■ **Your objective**
Retype the records that come next, word for word.

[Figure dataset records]
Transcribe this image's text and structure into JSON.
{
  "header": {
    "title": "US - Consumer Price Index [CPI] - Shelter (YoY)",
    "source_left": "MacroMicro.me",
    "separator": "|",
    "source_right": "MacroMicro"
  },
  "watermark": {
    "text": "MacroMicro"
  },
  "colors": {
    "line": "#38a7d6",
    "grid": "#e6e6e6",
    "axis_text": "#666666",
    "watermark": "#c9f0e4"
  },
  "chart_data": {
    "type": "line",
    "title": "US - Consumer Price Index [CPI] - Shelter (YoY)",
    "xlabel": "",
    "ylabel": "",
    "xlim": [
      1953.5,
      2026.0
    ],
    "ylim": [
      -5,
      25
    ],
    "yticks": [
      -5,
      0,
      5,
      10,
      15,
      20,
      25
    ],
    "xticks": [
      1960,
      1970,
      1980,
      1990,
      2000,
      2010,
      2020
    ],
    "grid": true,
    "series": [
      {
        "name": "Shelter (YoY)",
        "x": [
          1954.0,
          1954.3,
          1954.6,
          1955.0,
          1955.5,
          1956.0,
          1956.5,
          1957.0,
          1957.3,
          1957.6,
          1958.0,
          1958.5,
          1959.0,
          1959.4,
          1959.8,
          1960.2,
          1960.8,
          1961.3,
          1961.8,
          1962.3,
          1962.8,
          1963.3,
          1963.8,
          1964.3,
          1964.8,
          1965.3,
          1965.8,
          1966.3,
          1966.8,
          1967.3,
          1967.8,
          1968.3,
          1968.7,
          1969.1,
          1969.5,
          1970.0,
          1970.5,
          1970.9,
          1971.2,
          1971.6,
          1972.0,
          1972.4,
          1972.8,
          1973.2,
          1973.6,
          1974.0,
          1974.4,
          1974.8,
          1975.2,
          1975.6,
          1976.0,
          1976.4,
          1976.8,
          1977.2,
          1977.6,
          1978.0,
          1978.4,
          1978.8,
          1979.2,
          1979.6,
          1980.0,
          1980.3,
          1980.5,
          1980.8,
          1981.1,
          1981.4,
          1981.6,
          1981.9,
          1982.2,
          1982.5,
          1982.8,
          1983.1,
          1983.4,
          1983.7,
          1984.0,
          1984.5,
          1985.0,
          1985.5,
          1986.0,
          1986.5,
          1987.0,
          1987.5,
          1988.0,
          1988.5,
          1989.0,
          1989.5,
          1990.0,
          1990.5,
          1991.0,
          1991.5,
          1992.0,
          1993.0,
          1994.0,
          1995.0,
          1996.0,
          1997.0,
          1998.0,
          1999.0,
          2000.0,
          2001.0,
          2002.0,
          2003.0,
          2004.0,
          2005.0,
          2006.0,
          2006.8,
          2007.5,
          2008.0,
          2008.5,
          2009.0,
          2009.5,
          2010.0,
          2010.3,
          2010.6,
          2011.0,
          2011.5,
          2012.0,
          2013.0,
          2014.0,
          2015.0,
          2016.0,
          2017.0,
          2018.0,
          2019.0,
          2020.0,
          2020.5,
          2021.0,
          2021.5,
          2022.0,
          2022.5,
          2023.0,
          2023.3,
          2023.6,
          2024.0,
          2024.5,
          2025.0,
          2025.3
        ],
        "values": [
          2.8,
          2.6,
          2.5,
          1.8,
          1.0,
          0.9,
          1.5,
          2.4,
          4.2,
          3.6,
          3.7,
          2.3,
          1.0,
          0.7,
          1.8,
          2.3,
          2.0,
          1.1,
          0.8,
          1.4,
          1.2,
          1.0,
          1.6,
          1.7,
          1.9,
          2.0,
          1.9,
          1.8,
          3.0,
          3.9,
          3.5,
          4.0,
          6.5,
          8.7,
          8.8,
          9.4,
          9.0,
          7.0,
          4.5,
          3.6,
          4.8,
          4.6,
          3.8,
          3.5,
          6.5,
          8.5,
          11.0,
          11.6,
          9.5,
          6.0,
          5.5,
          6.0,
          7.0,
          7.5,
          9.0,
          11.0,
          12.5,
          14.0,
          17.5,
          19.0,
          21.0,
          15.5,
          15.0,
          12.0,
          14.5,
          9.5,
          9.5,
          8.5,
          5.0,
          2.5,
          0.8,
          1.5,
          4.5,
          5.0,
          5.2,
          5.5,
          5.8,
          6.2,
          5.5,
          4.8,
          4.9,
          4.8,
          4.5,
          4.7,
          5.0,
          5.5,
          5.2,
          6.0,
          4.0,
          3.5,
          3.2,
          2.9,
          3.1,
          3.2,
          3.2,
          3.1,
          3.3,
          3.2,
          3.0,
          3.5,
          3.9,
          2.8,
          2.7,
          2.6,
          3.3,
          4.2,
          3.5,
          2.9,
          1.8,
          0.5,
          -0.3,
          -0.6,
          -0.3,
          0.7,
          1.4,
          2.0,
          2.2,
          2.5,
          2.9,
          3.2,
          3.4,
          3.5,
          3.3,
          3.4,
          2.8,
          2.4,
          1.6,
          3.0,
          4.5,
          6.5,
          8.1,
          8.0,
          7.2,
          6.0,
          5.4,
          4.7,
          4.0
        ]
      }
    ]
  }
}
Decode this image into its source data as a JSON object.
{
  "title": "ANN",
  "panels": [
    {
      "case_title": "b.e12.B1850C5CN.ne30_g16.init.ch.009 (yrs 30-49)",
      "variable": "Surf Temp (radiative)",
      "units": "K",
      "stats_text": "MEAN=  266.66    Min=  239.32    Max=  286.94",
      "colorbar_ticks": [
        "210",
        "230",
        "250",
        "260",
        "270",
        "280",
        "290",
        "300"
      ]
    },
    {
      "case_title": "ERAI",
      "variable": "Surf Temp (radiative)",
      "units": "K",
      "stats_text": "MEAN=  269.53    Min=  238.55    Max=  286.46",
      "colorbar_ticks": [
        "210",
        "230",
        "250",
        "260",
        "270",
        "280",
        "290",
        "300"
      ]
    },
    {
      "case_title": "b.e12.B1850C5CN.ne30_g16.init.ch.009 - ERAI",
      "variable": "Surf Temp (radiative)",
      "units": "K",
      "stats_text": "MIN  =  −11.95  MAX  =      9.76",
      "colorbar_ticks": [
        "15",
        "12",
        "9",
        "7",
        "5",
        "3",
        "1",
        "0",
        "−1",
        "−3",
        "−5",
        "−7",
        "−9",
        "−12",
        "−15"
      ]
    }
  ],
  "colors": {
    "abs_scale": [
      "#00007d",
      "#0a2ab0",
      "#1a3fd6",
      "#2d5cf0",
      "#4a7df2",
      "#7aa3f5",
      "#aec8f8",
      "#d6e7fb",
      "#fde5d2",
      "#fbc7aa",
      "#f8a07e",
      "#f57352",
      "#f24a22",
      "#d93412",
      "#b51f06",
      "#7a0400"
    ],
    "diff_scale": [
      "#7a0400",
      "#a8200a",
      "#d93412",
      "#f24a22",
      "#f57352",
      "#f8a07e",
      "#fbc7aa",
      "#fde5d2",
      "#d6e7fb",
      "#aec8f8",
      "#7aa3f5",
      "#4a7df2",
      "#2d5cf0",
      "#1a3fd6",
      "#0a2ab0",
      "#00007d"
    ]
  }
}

■ **Written solution**
Transcribe this image's text and structure into JSON.
{
  "header": {
    "title": "US - Consumer Price Index [CPI] - Shelter (YoY)",
    "source_left": "MacroMicro.me",
    "separator": "|",
    "source_right": "MacroMicro"
  },
  "watermark": {
    "text": "MacroMicro"
  },
  "colors": {
    "line": "#38a7d6",
    "grid": "#e6e6e6",
    "axis_text": "#666666",
    "watermark": "#c9f0e4"
  },
  "chart_data": {
    "type": "line",
    "title": "US - Consumer Price Index [CPI] - Shelter (YoY)",
    "xlabel": "",
    "ylabel": "",
    "xlim": [
      1953.5,
      2026.0
    ],
    "ylim": [
      -5,
      25
    ],
    "yticks": [
      -5,
      0,
      5,
      10,
      15,
      20,
      25
    ],
    "xticks": [
      1960,
      1970,
      1980,
      1990,
      2000,
      2010,
      2020
    ],
    "grid": true,
    "series": [
      {
        "name": "Shelter (YoY)",
        "x": [
          1954.0,
          1954.3,
          1954.6,
          1955.0,
          1955.5,
          1956.0,
          1956.5,
          1957.0,
          1957.3,
          1957.6,
          1958.0,
          1958.5,
          1959.0,
          1959.4,
          1959.8,
          1960.2,
          1960.8,
          1961.3,
          1961.8,
          1962.3,
          1962.8,
          1963.3,
          1963.8,
          1964.3,
          1964.8,
          1965.3,
          1965.8,
          1966.3,
          1966.8,
          1967.3,
          1967.8,
          1968.3,
          1968.7,
          1969.1,
          1969.5,
          1970.0,
          1970.5,
          1970.9,
          1971.2,
          1971.6,
          1972.0,
          1972.4,
          1972.8,
          1973.2,
          1973.6,
          1974.0,
          1974.4,
          1974.8,
          1975.2,
          1975.6,
          1976.0,
          1976.4,
          1976.8,
          1977.2,
          1977.6,
          1978.0,
          1978.4,
          1978.8,
          1979.2,
          1979.6,
          1980.0,
          1980.3,
          1980.5,
          1980.8,
          1981.1,
          1981.4,
          1981.6,
          1981.9,
          1982.2,
          1982.5,
          1982.8,
          1983.1,
          1983.4,
          1983.7,
          1984.0,
          1984.5,
          1985.0,
          1985.5,
          1986.0,
          1986.5,
          1987.0,
          1987.5,
          1988.0,
          1988.5,
          1989.0,
          1989.5,
          1990.0,
          1990.5,
          1991.0,
          1991.5,
          1992.0,
          1993.0,
          1994.0,
          1995.0,
          1996.0,
          1997.0,
          1998.0,
          1999.0,
          2000.0,
          2001.0,
          2002.0,
          2003.0,
          2004.0,
          2005.0,
          2006.0,
          2006.8,
          2007.5,
          2008.0,
          2008.5,
          2009.0,
          2009.5,
          2010.0,
          2010.3,
          2010.6,
          2011.0,
          2011.5,
          2012.0,
          2013.0,
          2014.0,
          2015.0,
          2016.0,
          2017.0,
          2018.0,
          2019.0,
          2020.0,
          2020.5,
          2021.0,
          2021.5,
          2022.0,
          2022.5,
          2023.0,
          2023.3,
          2023.6,
          2024.0,
          2024.5,
          2025.0,
          2025.3
        ],
        "values": [
          2.8,
          2.6,
          2.5,
          1.8,
          1.0,
          0.9,
          1.5,
          2.4,
          4.2,
          3.6,
          3.7,
          2.3,
          1.0,
          0.7,
          1.8,
          2.3,
          2.0,
          1.1,
          0.8,
          1.4,
          1.2,
          1.0,
          1.6,
          1.7,
          1.9,
          2.0,
          1.9,
          1.8,
          3.0,
          3.9,
          3.5,
          4.0,
          6.5,
          8.7,
          8.8,
          9.4,
          9.0,
          7.0,
          4.5,
          3.6,
          4.8,
          4.6,
          3.8,
          3.5,
          6.5,
          8.5,
          11.0,
          11.6,
          9.5,
          6.0,
          5.5,
          6.0,
          7.0,
          7.5,
          9.0,
          11.0,
          12.5,
          14.0,
          17.5,
          19.0,
          21.0,
          15.5,
          15.0,
          12.0,
          14.5,
          9.5,
          9.5,
          8.5,
          5.0,
          2.5,
          0.8,
          1.5,
          4.5,
          5.0,
          5.2,
          5.5,
          5.8,
          6.2,
          5.5,
          4.8,
          4.9,
          4.8,
          4.5,
          4.7,
          5.0,
          5.5,
          5.2,
          6.0,
          4.0,
          3.5,
          3.2,
          2.9,
          3.1,
          3.2,
          3.2,
          3.1,
          3.3,
          3.2,
          3.0,
          3.5,
          3.9,
          2.8,
          2.7,
          2.6,
          3.3,
          4.2,
          3.5,
          2.9,
          1.8,
          0.5,
          -0.3,
          -0.6,
          -0.3,
          0.7,
          1.4,
          2.0,
          2.2,
          2.5,
          2.9,
          3.2,
          3.4,
          3.5,
          3.3,
          3.4,
          2.8,
          2.4,
          1.6,
          3.0,
          4.5,
          6.5,
          8.1,
          8.0,
          7.2,
          6.0,
          5.4,
          4.7,
          4.0
        ]
      }
    ]
  }
}
Decode this image into its source data as a JSON object.
{
  "title": "ANN",
  "panels": [
    {
      "case_title": "b.e12.B1850C5CN.ne30_g16.init.ch.009 (yrs 30-49)",
      "variable": "Surf Temp (radiative)",
      "units": "K",
      "stats_text": "MEAN=  266.66    Min=  239.32    Max=  286.94",
      "colorbar_ticks": [
        "210",
        "230",
        "250",
        "260",
        "270",
        "280",
        "290",
        "300"
      ]
    },
    {
      "case_title": "ERAI",
      "variable": "Surf Temp (radiative)",
      "units": "K",
      "stats_text": "MEAN=  269.53    Min=  238.55    Max=  286.46",
      "colorbar_ticks": [
        "210",
        "230",
        "250",
        "260",
        "270",
        "280",
        "290",
        "300"
      ]
    },
    {
      "case_title": "b.e12.B1850C5CN.ne30_g16.init.ch.009 - ERAI",
      "variable": "Surf Temp (radiative)",
      "units": "K",
      "stats_text": "MIN  =  −11.95  MAX  =      9.76",
      "colorbar_ticks": [
        "15",
        "12",
        "9",
        "7",
        "5",
        "3",
        "1",
        "0",
        "−1",
        "−3",
        "−5",
        "−7",
        "−9",
        "−12",
        "−15"
      ]
    }
  ],
  "colors": {
    "abs_scale": [
      "#00007d",
      "#0a2ab0",
      "#1a3fd6",
      "#2d5cf0",
      "#4a7df2",
      "#7aa3f5",
      "#aec8f8",
      "#d6e7fb",
      "#fde5d2",
      "#fbc7aa",
      "#f8a07e",
      "#f57352",
      "#f24a22",
      "#d93412",
      "#b51f06",
      "#7a0400"
    ],
    "diff_scale": [
      "#7a0400",
      "#a8200a",
      "#d93412",
      "#f24a22",
      "#f57352",
      "#f8a07e",
      "#fbc7aa",
      "#fde5d2",
      "#d6e7fb",
      "#aec8f8",
      "#7aa3f5",
      "#4a7df2",
      "#2d5cf0",
      "#1a3fd6",
      "#0a2ab0",
      "#00007d"
    ]
  }
}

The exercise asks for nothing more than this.